> _Written task_
What lines of the data hold the string "odredišta"? Pull each one out.

> _Extracted entries_
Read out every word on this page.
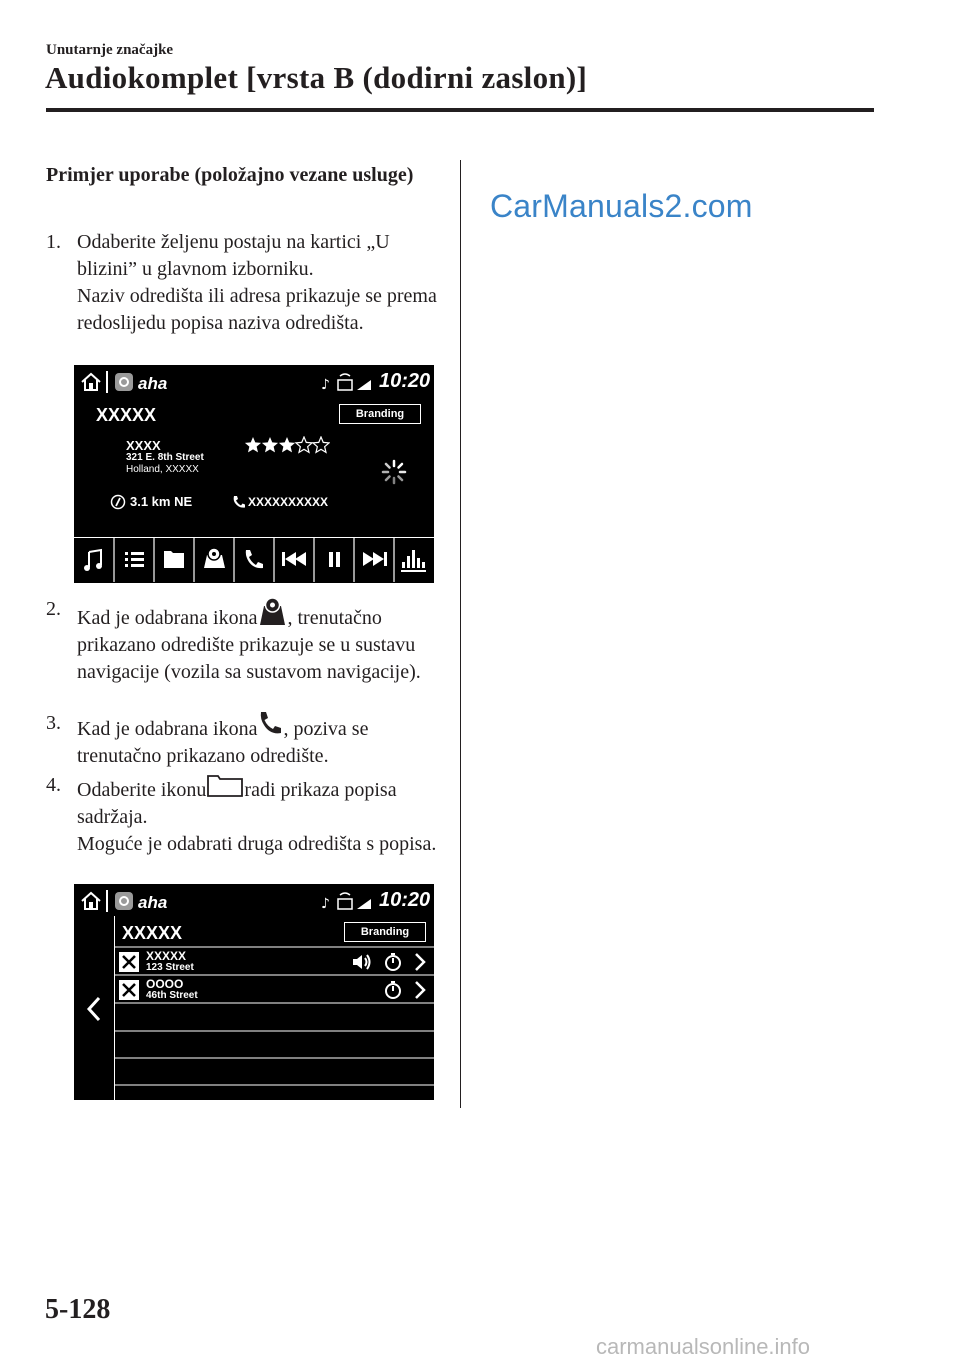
Unutarnje značajke
Audiokomplet [vrsta B (dodirni zaslon)]
CarManuals2.com
Primjer uporabe (položajno vezane usluge)
1. Odaberite željenu postaju na kartici „U blizini” u glavnom izborniku.

Naziv odredišta ili adresa prikazuje se prema redoslijedu popisa naziva odredišta.

aha	♪ 10:20
XXXXX	Branding
XXXX
321 E. 8th Street
Holland, XXXXX
3.1 km NE	XXXXXXXXXX
2. Kad je odabrana ikona , trenutačno prikazano odredište prikazuje se u sustavu navigacije (vozila sa sustavom navigacije).
3. Kad je odabrana ikona , poziva se trenutačno prikazano odredište.
4. Odaberite ikonu radi prikaza popisa sadržaja.

Moguće je odabrati druga odredišta s popisa.

aha	♪ 10:20
XXXXX	Branding
XXXXX
123 Street
OOOO
46th Street
5-128
carmanualsonline.info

> _Output below_
Naziv odredišta ili adresa prikazuje se prema redoslijedu popisa naziva odredišta.
Moguće je odabrati druga odredišta s popisa.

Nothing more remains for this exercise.